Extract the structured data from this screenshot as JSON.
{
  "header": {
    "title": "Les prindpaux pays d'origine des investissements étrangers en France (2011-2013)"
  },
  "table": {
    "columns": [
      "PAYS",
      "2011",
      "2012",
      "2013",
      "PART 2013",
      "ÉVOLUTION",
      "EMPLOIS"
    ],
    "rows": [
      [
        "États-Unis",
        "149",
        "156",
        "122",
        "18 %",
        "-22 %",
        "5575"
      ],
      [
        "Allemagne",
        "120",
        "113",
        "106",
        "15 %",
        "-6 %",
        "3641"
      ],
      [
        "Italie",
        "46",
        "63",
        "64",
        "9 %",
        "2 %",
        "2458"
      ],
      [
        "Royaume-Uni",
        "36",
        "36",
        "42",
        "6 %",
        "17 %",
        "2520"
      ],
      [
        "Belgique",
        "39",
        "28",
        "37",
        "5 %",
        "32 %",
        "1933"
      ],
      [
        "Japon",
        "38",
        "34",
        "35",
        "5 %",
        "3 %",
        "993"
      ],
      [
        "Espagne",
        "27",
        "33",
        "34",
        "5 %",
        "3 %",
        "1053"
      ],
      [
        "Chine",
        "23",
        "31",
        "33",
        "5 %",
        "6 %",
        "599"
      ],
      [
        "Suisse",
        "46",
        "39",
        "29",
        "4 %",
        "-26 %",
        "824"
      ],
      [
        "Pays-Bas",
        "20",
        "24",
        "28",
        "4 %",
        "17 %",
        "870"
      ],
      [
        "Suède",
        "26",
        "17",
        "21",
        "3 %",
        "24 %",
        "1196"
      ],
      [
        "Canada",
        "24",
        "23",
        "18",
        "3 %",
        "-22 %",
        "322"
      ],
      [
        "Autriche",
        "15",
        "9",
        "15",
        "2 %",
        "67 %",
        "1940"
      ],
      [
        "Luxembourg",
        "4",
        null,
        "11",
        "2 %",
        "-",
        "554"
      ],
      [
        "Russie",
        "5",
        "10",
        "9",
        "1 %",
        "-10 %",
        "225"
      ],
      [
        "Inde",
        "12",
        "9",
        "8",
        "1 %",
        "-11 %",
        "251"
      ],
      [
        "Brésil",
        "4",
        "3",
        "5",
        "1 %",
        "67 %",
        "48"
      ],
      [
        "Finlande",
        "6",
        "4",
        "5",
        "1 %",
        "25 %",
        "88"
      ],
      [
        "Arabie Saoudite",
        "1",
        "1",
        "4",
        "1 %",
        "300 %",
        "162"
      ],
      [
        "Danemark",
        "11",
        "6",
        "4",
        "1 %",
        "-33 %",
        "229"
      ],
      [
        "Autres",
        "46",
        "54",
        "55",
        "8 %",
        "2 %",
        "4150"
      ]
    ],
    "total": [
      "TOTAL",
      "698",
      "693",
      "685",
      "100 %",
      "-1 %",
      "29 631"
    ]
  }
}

----

WHAT TO WORK ON:
Your task is to reproduce the whole listing exactly.

SOLUTION TO THE PROBLEM:
Extract the structured data from this screenshot as JSON.
{
  "header": {
    "title": "Les prindpaux pays d'origine des investissements étrangers en France (2011-2013)"
  },
  "table": {
    "columns": [
      "PAYS",
      "2011",
      "2012",
      "2013",
      "PART 2013",
      "ÉVOLUTION",
      "EMPLOIS"
    ],
    "rows": [
      [
        "États-Unis",
        "149",
        "156",
        "122",
        "18 %",
        "-22 %",
        "5575"
      ],
      [
        "Allemagne",
        "120",
        "113",
        "106",
        "15 %",
        "-6 %",
        "3641"
      ],
      [
        "Italie",
        "46",
        "63",
        "64",
        "9 %",
        "2 %",
        "2458"
      ],
      [
        "Royaume-Uni",
        "36",
        "36",
        "42",
        "6 %",
        "17 %",
        "2520"
      ],
      [
        "Belgique",
        "39",
        "28",
        "37",
        "5 %",
        "32 %",
        "1933"
      ],
      [
        "Japon",
        "38",
        "34",
        "35",
        "5 %",
        "3 %",
        "993"
      ],
      [
        "Espagne",
        "27",
        "33",
        "34",
        "5 %",
        "3 %",
        "1053"
      ],
      [
        "Chine",
        "23",
        "31",
        "33",
        "5 %",
        "6 %",
        "599"
      ],
      [
        "Suisse",
        "46",
        "39",
        "29",
        "4 %",
        "-26 %",
        "824"
      ],
      [
        "Pays-Bas",
        "20",
        "24",
        "28",
        "4 %",
        "17 %",
        "870"
      ],
      [
        "Suède",
        "26",
        "17",
        "21",
        "3 %",
        "24 %",
        "1196"
      ],
      [
        "Canada",
        "24",
        "23",
        "18",
        "3 %",
        "-22 %",
        "322"
      ],
      [
        "Autriche",
        "15",
        "9",
        "15",
        "2 %",
        "67 %",
        "1940"
      ],
      [
        "Luxembourg",
        "4",
        null,
        "11",
        "2 %",
        "-",
        "554"
      ],
      [
        "Russie",
        "5",
        "10",
        "9",
        "1 %",
        "-10 %",
        "225"
      ],
      [
        "Inde",
        "12",
        "9",
        "8",
        "1 %",
        "-11 %",
        "251"
      ],
      [
        "Brésil",
        "4",
        "3",
        "5",
        "1 %",
        "67 %",
        "48"
      ],
      [
        "Finlande",
        "6",
        "4",
        "5",
        "1 %",
        "25 %",
        "88"
      ],
      [
        "Arabie Saoudite",
        "1",
        "1",
        "4",
        "1 %",
        "300 %",
        "162"
      ],
      [
        "Danemark",
        "11",
        "6",
        "4",
        "1 %",
        "-33 %",
        "229"
      ],
      [
        "Autres",
        "46",
        "54",
        "55",
        "8 %",
        "2 %",
        "4150"
      ]
    ],
    "total": [
      "TOTAL",
      "698",
      "693",
      "685",
      "100 %",
      "-1 %",
      "29 631"
    ]
  }
}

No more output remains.